--- start EXTRACTED MATERIAL ---

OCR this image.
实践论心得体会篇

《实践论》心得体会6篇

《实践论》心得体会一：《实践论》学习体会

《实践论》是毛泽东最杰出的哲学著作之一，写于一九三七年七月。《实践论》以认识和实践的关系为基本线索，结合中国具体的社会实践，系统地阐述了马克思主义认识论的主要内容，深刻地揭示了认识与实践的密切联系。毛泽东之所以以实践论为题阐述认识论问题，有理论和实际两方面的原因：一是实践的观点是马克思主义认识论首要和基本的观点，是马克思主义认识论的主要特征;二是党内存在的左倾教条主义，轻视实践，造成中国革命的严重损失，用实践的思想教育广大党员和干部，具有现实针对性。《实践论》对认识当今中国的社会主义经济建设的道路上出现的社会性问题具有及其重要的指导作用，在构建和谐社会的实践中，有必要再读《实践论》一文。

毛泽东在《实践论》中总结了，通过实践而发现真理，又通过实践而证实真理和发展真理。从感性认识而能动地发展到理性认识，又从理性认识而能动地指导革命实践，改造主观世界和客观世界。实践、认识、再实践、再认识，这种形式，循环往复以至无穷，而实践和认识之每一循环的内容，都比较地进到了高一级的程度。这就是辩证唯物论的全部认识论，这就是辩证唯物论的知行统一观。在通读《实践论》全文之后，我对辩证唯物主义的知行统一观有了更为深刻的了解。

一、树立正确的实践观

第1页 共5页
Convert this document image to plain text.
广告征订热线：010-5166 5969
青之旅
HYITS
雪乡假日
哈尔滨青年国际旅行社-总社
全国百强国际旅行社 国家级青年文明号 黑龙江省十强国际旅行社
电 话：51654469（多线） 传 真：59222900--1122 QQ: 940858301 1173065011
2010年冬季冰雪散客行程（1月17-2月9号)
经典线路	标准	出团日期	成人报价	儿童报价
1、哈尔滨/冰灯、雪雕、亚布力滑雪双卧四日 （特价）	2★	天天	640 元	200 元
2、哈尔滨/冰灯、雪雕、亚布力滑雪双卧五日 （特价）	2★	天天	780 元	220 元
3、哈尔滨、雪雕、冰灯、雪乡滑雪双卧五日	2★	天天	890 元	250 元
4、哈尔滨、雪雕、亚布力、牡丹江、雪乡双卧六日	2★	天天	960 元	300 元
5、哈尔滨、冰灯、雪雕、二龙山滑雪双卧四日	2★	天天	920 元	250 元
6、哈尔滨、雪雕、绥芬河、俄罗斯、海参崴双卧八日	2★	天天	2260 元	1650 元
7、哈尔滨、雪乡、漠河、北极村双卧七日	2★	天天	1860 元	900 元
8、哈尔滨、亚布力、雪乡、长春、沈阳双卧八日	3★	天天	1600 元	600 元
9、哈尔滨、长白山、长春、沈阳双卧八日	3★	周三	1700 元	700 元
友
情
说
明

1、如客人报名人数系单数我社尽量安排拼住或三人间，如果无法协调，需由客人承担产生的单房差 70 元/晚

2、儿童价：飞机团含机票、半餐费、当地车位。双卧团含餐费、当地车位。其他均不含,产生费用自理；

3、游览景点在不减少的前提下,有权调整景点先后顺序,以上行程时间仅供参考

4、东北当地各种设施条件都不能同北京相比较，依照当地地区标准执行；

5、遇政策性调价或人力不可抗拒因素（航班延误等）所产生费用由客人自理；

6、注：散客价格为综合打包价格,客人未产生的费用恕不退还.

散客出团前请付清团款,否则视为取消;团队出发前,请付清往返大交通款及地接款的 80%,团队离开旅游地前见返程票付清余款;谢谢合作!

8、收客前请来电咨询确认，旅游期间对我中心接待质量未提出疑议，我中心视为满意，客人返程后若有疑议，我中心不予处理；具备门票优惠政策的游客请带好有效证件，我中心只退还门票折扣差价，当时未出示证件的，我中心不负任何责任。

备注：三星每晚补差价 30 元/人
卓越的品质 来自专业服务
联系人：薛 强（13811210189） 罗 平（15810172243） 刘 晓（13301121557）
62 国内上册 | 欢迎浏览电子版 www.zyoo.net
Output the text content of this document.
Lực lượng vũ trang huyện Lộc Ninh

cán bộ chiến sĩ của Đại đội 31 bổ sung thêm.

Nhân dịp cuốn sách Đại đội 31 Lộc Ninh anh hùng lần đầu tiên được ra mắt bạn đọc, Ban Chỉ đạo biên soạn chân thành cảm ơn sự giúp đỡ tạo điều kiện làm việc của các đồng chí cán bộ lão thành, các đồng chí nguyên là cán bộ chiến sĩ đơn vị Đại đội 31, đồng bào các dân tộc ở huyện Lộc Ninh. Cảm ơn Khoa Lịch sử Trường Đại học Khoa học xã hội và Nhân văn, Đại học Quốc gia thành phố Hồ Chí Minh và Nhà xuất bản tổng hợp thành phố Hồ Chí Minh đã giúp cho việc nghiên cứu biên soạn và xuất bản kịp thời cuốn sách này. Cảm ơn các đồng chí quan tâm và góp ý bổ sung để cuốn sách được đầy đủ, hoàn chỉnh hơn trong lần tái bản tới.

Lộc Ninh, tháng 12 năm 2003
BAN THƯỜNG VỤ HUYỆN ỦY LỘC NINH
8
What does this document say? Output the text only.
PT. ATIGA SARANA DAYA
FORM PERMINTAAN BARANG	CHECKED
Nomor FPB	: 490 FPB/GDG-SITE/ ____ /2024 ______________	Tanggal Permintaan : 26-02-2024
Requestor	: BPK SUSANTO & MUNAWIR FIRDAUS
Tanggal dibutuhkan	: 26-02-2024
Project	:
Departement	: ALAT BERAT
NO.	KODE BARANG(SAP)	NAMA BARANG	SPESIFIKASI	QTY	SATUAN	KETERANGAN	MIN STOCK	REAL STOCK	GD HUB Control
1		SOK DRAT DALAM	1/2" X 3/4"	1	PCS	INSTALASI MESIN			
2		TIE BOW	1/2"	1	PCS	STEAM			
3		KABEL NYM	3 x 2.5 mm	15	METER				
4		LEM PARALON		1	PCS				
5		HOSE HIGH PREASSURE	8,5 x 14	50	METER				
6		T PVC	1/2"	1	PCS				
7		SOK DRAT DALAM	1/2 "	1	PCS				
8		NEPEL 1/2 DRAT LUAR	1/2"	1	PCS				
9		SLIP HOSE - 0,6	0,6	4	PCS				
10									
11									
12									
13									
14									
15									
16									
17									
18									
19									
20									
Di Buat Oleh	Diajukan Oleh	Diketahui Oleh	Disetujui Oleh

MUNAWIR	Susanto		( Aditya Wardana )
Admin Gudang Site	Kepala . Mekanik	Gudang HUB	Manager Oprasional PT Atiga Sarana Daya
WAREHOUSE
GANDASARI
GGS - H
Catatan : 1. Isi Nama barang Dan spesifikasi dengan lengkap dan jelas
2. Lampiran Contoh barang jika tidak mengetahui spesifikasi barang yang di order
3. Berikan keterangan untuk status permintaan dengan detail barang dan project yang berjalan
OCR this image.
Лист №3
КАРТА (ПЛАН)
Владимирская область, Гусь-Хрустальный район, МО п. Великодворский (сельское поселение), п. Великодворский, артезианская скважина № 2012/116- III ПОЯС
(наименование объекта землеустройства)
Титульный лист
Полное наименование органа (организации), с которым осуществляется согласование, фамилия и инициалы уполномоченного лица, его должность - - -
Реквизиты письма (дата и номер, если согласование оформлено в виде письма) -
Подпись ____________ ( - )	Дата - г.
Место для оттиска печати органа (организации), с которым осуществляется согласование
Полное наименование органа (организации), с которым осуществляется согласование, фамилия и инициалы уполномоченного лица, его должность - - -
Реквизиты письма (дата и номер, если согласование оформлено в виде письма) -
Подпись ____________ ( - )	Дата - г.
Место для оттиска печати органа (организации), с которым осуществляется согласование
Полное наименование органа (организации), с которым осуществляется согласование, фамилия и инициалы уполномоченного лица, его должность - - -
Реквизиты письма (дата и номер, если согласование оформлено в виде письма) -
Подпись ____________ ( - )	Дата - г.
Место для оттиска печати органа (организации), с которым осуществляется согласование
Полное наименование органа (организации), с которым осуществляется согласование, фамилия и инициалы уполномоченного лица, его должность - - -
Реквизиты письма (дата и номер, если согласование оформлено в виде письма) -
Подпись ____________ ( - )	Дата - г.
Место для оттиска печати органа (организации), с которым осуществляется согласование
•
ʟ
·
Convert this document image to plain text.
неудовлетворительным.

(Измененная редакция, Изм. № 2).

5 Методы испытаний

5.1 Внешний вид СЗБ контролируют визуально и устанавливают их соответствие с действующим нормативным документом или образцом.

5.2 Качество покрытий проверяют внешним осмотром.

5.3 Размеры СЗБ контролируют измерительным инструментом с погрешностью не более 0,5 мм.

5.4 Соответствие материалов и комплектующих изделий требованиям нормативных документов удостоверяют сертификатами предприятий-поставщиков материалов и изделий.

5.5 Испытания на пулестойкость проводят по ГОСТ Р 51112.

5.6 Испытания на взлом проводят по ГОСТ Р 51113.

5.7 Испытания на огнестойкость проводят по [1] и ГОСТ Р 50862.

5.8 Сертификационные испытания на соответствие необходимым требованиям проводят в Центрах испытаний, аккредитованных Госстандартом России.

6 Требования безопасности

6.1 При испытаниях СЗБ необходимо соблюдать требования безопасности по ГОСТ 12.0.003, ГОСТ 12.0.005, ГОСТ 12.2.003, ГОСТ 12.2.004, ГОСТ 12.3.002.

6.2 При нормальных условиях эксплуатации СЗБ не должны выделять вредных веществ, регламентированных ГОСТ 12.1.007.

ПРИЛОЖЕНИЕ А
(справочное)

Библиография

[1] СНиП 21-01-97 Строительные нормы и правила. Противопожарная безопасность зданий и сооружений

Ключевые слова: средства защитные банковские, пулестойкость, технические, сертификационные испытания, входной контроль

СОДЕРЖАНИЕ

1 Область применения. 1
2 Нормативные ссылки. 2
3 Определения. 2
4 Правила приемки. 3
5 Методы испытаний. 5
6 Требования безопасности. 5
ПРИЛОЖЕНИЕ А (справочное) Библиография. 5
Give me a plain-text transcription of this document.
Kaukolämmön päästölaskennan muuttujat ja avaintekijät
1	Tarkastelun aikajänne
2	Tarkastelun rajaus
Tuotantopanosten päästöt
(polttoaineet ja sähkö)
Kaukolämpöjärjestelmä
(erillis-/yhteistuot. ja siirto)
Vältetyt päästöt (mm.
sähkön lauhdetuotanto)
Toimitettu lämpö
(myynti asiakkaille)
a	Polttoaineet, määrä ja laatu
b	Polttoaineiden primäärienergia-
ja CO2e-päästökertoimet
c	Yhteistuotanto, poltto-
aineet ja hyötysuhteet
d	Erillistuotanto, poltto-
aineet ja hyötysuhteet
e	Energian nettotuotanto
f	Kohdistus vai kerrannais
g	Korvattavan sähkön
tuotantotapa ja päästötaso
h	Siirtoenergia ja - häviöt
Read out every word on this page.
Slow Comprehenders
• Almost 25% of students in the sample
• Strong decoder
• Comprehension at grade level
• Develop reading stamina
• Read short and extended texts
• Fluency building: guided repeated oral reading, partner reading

--- end EXTRACTED MATERIAL ---

### GIVEN EXERCISE
Among the entries above, how many lines hold the string "sung"? Respond with nothing but the number.

### ANSWER BELOW
2